(Collected data)
----
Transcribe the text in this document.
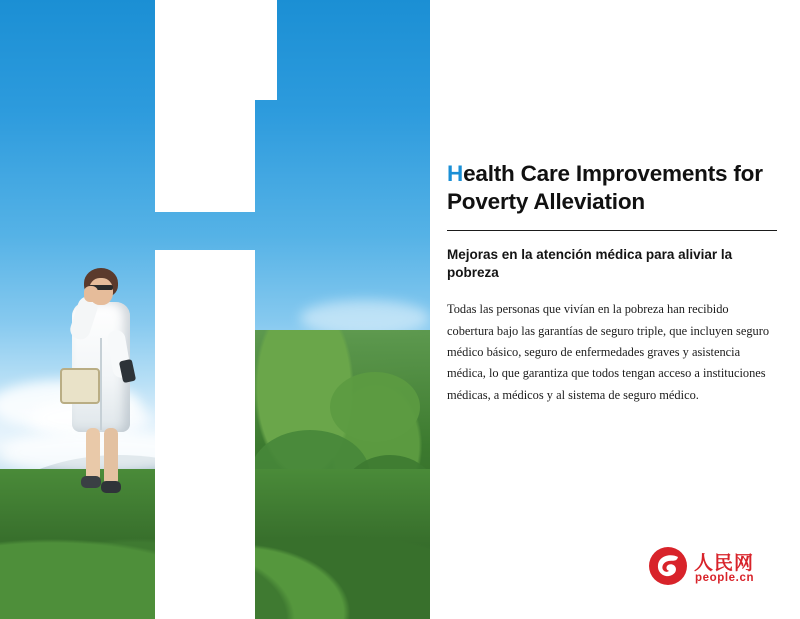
Health Care Improvements for Poverty Alleviation
Mejoras en la atención médica para aliviar la pobreza

Todas las personas que vivían en la pobreza han recibido cobertura bajo las garantías de seguro triple, que incluyen seguro médico básico, seguro de enfermedades graves y asistencia médica, lo que garantiza que todos tengan acceso a instituciones médicas, a médicos y al sistema de seguro médico.

人民网
people.cn
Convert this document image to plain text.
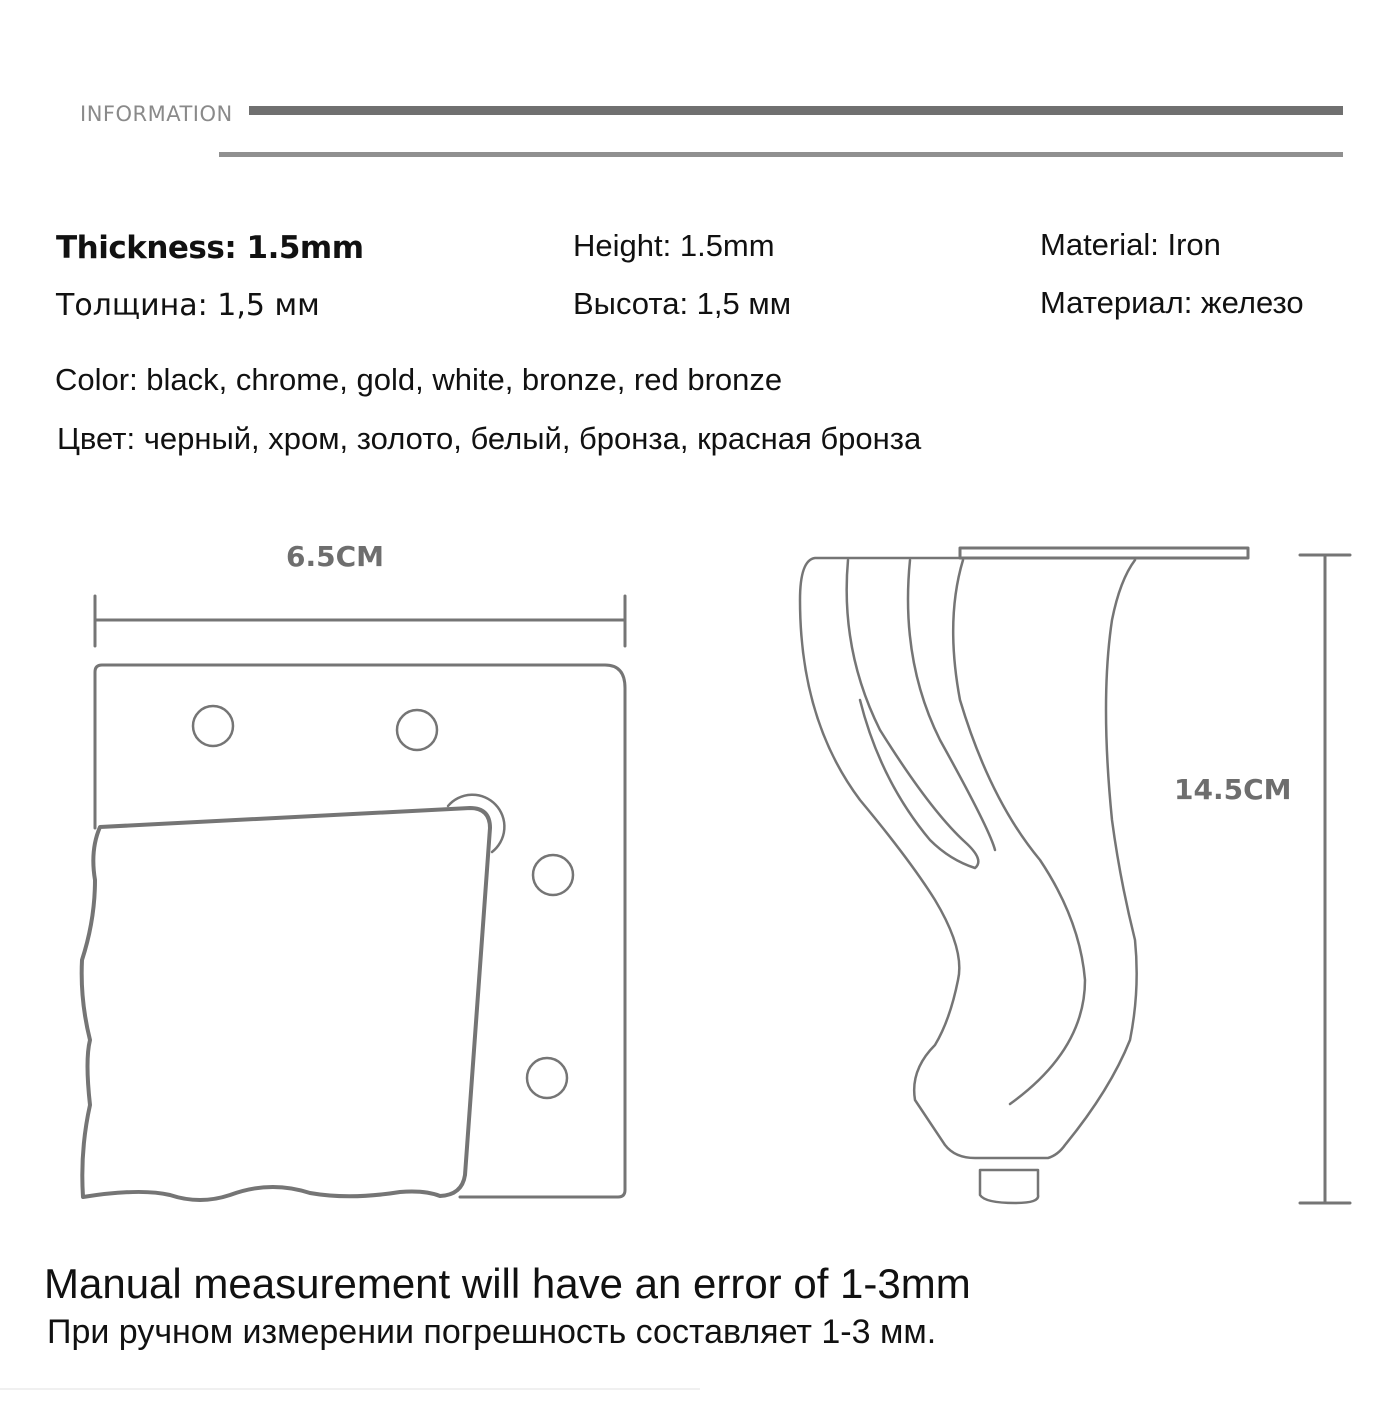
INFORMATION
Thickness: 1.5mm
Толщина: 1,5 мм
Height: 1.5mm
Высота: 1,5 мм
Material: Iron
Материал: железо
Color: black, chrome, gold, white, bronze, red bronze
Цвет: черный, хром, золото, белый, бронза, красная бронза
6.5CM
14.5CM
Manual measurement will have an error of 1-3mm
При ручном измерении погрешность составляет 1-3 мм.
----
**Request:** Write the entries above out in full, exactly, with no images.

**Reply to the exercise:**
Transcribe the text in this document.
Health Care Improvements for Poverty Alleviation
Mejoras en la atención médica para aliviar la pobreza

Todas las personas que vivían en la pobreza han recibido cobertura bajo las garantías de seguro triple, que incluyen seguro médico básico, seguro de enfermedades graves y asistencia médica, lo que garantiza que todos tengan acceso a instituciones médicas, a médicos y al sistema de seguro médico.

人民网
people.cn
Convert this document image to plain text.
INFORMATION
Thickness: 1.5mm
Толщина: 1,5 мм
Height: 1.5mm
Высота: 1,5 мм
Material: Iron
Материал: железо
Color: black, chrome, gold, white, bronze, red bronze
Цвет: черный, хром, золото, белый, бронза, красная бронза
6.5CM
14.5CM
Manual measurement will have an error of 1-3mm
При ручном измерении погрешность составляет 1-3 мм.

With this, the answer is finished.